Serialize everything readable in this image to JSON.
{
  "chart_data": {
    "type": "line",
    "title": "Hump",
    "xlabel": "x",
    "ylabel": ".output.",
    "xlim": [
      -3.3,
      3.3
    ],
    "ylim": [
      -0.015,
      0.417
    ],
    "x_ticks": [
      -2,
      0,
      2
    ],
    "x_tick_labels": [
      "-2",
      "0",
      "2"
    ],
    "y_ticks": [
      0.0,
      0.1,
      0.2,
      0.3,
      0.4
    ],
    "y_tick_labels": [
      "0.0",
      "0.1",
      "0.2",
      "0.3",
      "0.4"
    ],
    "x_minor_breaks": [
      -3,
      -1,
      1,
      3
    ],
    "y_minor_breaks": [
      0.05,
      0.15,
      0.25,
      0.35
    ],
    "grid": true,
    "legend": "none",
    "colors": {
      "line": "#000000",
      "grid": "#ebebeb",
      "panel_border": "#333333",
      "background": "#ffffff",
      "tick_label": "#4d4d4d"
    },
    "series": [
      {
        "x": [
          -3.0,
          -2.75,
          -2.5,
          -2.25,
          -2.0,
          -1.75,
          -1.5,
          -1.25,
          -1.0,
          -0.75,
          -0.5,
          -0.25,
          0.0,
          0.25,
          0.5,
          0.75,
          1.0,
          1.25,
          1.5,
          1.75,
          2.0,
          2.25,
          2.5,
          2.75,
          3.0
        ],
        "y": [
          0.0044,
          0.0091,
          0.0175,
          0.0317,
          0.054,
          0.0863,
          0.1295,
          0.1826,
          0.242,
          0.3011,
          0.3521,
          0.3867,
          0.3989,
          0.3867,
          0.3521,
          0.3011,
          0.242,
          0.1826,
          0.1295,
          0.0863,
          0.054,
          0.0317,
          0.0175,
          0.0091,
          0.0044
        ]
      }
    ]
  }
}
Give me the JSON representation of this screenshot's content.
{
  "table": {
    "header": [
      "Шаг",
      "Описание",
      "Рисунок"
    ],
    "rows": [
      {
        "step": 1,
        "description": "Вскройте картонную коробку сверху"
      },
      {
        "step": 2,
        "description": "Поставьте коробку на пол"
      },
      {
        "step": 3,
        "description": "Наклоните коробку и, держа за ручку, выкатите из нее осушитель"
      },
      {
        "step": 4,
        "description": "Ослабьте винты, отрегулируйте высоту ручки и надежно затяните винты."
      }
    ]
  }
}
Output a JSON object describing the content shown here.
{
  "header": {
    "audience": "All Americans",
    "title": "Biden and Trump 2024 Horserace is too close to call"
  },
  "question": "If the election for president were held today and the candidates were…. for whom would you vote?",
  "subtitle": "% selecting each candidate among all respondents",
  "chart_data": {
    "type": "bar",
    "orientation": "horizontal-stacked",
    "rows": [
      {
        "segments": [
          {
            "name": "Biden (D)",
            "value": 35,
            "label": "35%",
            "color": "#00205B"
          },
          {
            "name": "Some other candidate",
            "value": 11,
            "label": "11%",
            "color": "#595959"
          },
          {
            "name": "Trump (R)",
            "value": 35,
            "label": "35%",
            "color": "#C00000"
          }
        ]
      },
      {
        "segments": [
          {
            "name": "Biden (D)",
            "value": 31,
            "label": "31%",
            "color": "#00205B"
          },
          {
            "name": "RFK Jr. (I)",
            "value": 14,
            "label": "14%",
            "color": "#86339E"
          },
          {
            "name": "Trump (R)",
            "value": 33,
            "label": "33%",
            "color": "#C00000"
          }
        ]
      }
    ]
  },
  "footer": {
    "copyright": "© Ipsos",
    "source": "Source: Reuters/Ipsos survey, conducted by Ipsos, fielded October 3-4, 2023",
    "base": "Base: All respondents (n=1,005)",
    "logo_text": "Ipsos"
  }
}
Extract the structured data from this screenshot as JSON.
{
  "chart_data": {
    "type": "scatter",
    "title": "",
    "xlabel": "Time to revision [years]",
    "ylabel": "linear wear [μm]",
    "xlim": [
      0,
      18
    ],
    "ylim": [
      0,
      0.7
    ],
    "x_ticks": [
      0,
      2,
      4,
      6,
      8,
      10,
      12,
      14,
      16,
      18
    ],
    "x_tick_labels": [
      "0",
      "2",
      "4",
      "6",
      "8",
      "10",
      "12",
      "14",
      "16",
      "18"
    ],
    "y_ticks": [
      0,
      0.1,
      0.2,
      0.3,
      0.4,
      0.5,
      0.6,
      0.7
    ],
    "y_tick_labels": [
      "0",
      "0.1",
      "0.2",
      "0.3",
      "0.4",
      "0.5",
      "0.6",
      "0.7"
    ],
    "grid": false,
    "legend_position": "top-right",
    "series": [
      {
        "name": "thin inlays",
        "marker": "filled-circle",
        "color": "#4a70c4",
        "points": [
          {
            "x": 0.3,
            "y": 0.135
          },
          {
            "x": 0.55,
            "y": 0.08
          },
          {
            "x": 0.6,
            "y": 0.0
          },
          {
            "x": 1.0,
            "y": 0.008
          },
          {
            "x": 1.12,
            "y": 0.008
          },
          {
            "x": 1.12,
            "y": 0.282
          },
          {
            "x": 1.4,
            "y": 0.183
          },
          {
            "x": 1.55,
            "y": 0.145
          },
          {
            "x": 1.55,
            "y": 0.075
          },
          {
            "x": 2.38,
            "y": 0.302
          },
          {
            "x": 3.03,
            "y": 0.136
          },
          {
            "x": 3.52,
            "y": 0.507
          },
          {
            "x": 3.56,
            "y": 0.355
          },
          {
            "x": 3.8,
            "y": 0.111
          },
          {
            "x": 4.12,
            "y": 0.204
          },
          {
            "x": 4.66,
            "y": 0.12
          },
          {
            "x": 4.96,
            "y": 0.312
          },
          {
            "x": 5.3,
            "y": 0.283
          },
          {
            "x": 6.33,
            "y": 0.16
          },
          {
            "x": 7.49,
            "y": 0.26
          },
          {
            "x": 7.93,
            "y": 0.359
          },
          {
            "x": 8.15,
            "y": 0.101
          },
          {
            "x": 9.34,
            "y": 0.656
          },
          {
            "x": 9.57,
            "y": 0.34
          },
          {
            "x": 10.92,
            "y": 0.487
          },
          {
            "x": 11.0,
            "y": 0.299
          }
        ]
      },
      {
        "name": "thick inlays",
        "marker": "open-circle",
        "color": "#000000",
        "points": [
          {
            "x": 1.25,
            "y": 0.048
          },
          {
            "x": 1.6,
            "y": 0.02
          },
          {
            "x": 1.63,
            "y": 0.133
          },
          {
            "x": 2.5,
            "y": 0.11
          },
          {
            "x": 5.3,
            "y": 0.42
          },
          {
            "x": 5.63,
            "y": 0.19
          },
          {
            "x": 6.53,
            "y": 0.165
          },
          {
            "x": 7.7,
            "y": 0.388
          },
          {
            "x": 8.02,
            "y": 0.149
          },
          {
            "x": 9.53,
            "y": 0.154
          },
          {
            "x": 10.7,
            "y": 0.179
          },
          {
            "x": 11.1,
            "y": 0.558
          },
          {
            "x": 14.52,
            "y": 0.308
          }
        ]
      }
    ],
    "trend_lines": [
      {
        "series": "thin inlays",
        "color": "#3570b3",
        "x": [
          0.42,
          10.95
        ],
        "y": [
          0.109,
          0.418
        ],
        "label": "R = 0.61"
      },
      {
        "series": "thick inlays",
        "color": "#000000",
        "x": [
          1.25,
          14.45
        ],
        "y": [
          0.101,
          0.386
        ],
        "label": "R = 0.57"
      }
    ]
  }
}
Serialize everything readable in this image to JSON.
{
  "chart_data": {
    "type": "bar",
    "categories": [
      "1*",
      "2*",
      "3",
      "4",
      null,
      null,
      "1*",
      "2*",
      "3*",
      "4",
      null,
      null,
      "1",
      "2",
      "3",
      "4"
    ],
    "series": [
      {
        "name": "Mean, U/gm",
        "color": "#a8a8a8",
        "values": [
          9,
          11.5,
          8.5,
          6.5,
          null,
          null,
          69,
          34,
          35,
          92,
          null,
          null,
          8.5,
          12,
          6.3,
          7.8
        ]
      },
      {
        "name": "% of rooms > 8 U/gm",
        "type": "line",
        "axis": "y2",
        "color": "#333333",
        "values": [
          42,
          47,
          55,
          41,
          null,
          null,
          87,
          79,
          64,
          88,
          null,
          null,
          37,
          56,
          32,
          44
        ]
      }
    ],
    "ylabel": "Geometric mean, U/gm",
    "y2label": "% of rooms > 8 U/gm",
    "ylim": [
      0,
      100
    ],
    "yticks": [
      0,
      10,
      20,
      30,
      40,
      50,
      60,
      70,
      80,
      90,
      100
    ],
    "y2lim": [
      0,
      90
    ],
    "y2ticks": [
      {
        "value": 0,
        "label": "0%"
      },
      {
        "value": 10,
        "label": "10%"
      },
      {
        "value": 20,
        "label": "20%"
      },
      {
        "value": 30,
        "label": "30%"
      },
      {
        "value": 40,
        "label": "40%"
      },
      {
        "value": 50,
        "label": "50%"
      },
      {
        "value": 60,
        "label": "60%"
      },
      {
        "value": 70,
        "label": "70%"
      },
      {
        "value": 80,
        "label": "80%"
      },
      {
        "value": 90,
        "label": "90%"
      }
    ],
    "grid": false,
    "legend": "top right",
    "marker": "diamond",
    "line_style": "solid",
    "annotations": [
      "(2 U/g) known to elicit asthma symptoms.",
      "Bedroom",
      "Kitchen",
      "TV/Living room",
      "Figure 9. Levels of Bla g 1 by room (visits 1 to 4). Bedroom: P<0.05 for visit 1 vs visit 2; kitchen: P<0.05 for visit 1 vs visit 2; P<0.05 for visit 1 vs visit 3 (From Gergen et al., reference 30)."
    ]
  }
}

Exercise instructions: Look through the entries above. Extract each line with the word "JSON".

The solution:
Serialize everything readable in this image to JSON.
Give me the JSON representation of this screenshot's content.
Output a JSON object describing the content shown here.
Extract the structured data from this screenshot as JSON.
Serialize everything readable in this image to JSON.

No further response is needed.